What you will do: Pick every line from the data that holds the word "image".
##### Record set #####
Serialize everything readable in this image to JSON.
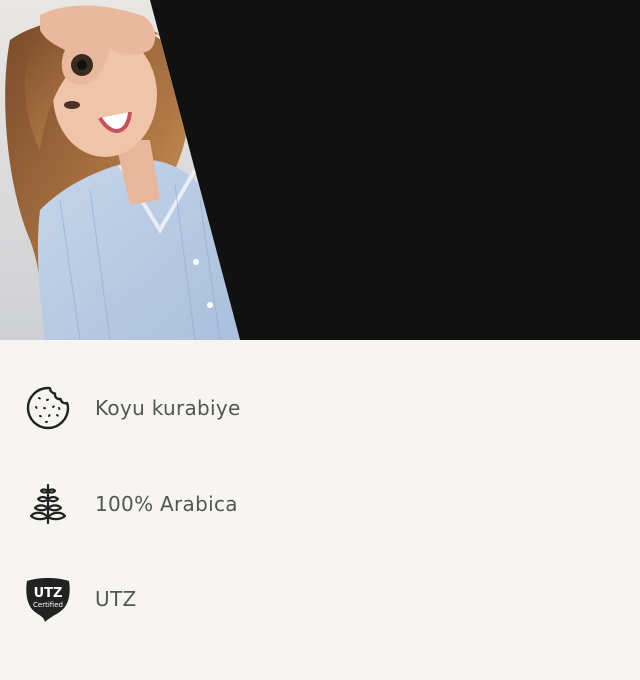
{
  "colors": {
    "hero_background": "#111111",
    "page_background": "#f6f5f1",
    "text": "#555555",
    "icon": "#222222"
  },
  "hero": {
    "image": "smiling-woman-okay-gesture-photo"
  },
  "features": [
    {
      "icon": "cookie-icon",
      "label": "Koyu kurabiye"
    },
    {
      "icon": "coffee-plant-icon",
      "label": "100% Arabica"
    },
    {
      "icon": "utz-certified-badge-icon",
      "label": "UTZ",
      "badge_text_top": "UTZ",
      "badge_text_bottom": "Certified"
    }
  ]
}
#####
##### Record set #####
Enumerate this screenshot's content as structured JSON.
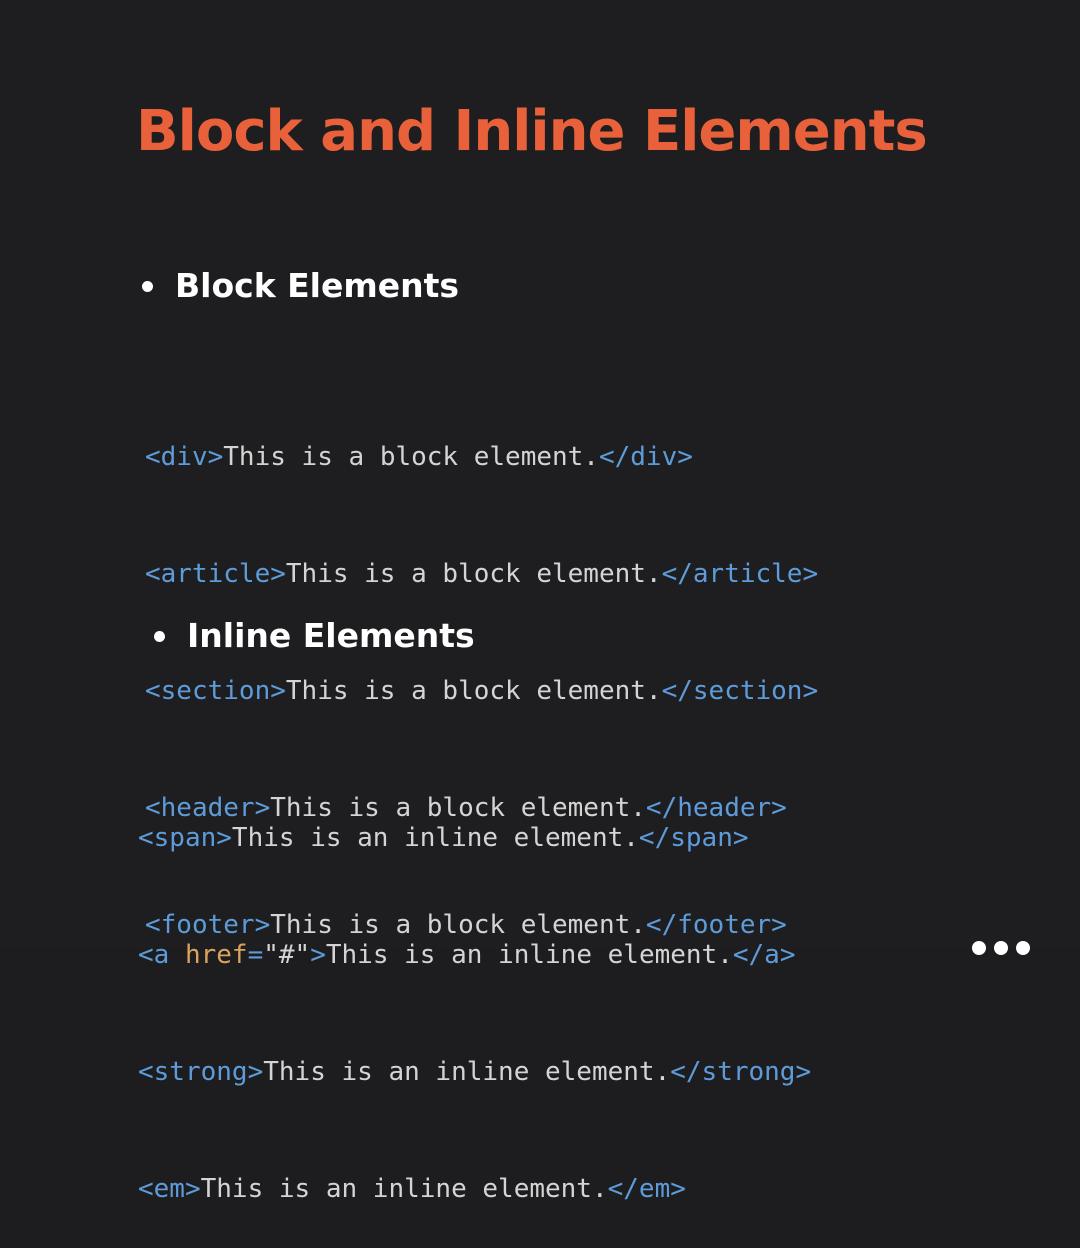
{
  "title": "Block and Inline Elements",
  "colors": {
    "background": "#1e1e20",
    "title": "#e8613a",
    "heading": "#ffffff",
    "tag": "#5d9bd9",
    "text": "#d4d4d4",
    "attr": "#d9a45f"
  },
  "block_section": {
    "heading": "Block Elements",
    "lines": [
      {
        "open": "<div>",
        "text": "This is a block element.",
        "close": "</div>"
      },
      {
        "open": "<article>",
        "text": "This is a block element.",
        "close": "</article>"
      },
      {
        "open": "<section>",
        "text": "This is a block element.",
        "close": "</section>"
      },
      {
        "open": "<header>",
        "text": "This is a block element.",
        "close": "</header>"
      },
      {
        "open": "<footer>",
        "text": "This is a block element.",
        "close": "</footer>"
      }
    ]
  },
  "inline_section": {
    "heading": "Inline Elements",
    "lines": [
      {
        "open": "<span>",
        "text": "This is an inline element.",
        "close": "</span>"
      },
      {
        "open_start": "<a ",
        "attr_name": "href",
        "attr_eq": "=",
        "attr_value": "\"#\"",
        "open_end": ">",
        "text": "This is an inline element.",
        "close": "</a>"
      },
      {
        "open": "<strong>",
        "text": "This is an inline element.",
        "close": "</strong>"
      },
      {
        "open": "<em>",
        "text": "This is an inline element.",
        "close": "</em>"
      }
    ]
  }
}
#####
##### Record set #####
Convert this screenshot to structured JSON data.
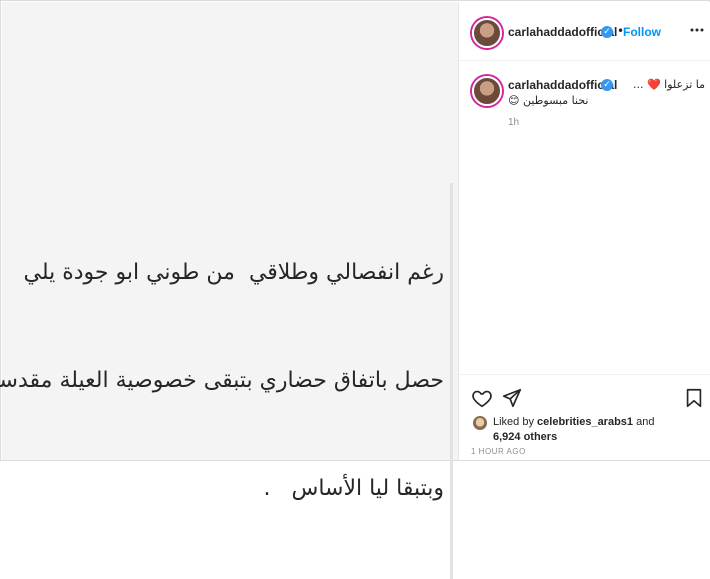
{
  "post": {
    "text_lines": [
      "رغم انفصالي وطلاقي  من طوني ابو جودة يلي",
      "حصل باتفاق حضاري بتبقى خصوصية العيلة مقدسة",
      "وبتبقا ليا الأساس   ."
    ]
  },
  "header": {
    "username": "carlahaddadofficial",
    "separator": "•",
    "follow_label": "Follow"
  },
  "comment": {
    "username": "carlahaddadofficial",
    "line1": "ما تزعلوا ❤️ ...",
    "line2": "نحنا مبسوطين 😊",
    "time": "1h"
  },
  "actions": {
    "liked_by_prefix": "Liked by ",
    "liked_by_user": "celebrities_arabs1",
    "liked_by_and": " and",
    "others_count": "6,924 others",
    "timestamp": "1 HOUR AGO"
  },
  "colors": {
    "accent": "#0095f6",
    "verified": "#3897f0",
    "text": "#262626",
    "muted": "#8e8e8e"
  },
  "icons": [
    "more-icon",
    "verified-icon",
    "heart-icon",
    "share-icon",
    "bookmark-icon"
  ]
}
#####
Task answer:
Serialize everything readable in this image to JSON.
    "image": "smiling-woman-okay-gesture-photo"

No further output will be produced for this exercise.